[Start of Provided material]

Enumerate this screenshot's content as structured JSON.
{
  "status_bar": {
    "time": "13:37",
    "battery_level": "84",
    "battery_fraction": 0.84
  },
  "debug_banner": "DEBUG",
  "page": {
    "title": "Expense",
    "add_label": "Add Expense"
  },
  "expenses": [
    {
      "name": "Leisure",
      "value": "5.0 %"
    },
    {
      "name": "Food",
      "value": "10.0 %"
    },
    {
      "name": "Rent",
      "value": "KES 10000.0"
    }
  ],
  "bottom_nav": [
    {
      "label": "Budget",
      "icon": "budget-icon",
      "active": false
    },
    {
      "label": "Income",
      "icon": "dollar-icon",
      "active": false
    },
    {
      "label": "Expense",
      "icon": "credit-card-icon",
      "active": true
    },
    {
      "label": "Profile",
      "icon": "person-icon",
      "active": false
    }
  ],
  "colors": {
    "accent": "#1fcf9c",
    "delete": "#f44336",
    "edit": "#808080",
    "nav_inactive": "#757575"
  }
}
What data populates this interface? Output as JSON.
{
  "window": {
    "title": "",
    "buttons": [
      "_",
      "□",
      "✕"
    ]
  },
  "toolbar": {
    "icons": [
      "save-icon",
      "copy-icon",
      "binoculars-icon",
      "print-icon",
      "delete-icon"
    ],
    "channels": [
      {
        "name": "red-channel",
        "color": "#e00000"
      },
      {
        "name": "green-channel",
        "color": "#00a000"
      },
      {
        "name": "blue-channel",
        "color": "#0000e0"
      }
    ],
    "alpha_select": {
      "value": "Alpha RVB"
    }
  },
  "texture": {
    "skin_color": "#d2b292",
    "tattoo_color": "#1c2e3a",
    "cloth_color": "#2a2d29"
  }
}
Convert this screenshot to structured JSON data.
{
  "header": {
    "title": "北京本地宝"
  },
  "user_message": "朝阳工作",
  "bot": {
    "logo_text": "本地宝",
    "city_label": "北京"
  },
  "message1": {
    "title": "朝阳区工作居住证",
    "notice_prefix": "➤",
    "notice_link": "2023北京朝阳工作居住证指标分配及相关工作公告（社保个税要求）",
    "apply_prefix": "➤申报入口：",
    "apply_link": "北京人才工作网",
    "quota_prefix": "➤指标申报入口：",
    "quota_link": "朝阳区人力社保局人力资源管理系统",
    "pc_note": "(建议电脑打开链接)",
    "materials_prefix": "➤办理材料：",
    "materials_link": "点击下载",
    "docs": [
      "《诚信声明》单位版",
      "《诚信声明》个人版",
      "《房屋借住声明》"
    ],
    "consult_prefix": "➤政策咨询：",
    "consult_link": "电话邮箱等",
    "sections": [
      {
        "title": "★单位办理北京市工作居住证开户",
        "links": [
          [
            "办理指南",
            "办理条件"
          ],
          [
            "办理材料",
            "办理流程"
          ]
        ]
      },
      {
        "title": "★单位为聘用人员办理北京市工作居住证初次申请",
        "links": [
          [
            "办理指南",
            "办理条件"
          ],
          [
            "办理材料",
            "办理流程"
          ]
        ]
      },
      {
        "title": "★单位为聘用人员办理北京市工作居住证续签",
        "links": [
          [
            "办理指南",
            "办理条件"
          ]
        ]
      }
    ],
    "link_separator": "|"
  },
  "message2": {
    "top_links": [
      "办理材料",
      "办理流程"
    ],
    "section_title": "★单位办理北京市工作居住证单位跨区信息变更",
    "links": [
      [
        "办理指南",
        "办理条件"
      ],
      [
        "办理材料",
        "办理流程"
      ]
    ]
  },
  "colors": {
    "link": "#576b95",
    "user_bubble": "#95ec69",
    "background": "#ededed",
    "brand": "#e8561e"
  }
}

[End of Provided material]

Problem statement » Restate all of the entries exactly, please.

Solution to this task »
Enumerate this screenshot's content as structured JSON.
{
  "status_bar": {
    "time": "13:37",
    "battery_level": "84",
    "battery_fraction": 0.84
  },
  "debug_banner": "DEBUG",
  "page": {
    "title": "Expense",
    "add_label": "Add Expense"
  },
  "expenses": [
    {
      "name": "Leisure",
      "value": "5.0 %"
    },
    {
      "name": "Food",
      "value": "10.0 %"
    },
    {
      "name": "Rent",
      "value": "KES 10000.0"
    }
  ],
  "bottom_nav": [
    {
      "label": "Budget",
      "icon": "budget-icon",
      "active": false
    },
    {
      "label": "Income",
      "icon": "dollar-icon",
      "active": false
    },
    {
      "label": "Expense",
      "icon": "credit-card-icon",
      "active": true
    },
    {
      "label": "Profile",
      "icon": "person-icon",
      "active": false
    }
  ],
  "colors": {
    "accent": "#1fcf9c",
    "delete": "#f44336",
    "edit": "#808080",
    "nav_inactive": "#757575"
  }
}
What data populates this interface? Output as JSON.
{
  "window": {
    "title": "",
    "buttons": [
      "_",
      "□",
      "✕"
    ]
  },
  "toolbar": {
    "icons": [
      "save-icon",
      "copy-icon",
      "binoculars-icon",
      "print-icon",
      "delete-icon"
    ],
    "channels": [
      {
        "name": "red-channel",
        "color": "#e00000"
      },
      {
        "name": "green-channel",
        "color": "#00a000"
      },
      {
        "name": "blue-channel",
        "color": "#0000e0"
      }
    ],
    "alpha_select": {
      "value": "Alpha RVB"
    }
  },
  "texture": {
    "skin_color": "#d2b292",
    "tattoo_color": "#1c2e3a",
    "cloth_color": "#2a2d29"
  }
}
Convert this screenshot to structured JSON data.
{
  "header": {
    "title": "北京本地宝"
  },
  "user_message": "朝阳工作",
  "bot": {
    "logo_text": "本地宝",
    "city_label": "北京"
  },
  "message1": {
    "title": "朝阳区工作居住证",
    "notice_prefix": "➤",
    "notice_link": "2023北京朝阳工作居住证指标分配及相关工作公告（社保个税要求）",
    "apply_prefix": "➤申报入口：",
    "apply_link": "北京人才工作网",
    "quota_prefix": "➤指标申报入口：",
    "quota_link": "朝阳区人力社保局人力资源管理系统",
    "pc_note": "(建议电脑打开链接)",
    "materials_prefix": "➤办理材料：",
    "materials_link": "点击下载",
    "docs": [
      "《诚信声明》单位版",
      "《诚信声明》个人版",
      "《房屋借住声明》"
    ],
    "consult_prefix": "➤政策咨询：",
    "consult_link": "电话邮箱等",
    "sections": [
      {
        "title": "★单位办理北京市工作居住证开户",
        "links": [
          [
            "办理指南",
            "办理条件"
          ],
          [
            "办理材料",
            "办理流程"
          ]
        ]
      },
      {
        "title": "★单位为聘用人员办理北京市工作居住证初次申请",
        "links": [
          [
            "办理指南",
            "办理条件"
          ],
          [
            "办理材料",
            "办理流程"
          ]
        ]
      },
      {
        "title": "★单位为聘用人员办理北京市工作居住证续签",
        "links": [
          [
            "办理指南",
            "办理条件"
          ]
        ]
      }
    ],
    "link_separator": "|"
  },
  "message2": {
    "top_links": [
      "办理材料",
      "办理流程"
    ],
    "section_title": "★单位办理北京市工作居住证单位跨区信息变更",
    "links": [
      [
        "办理指南",
        "办理条件"
      ],
      [
        "办理材料",
        "办理流程"
      ]
    ]
  },
  "colors": {
    "link": "#576b95",
    "user_bubble": "#95ec69",
    "background": "#ededed",
    "brand": "#e8561e"
  }
}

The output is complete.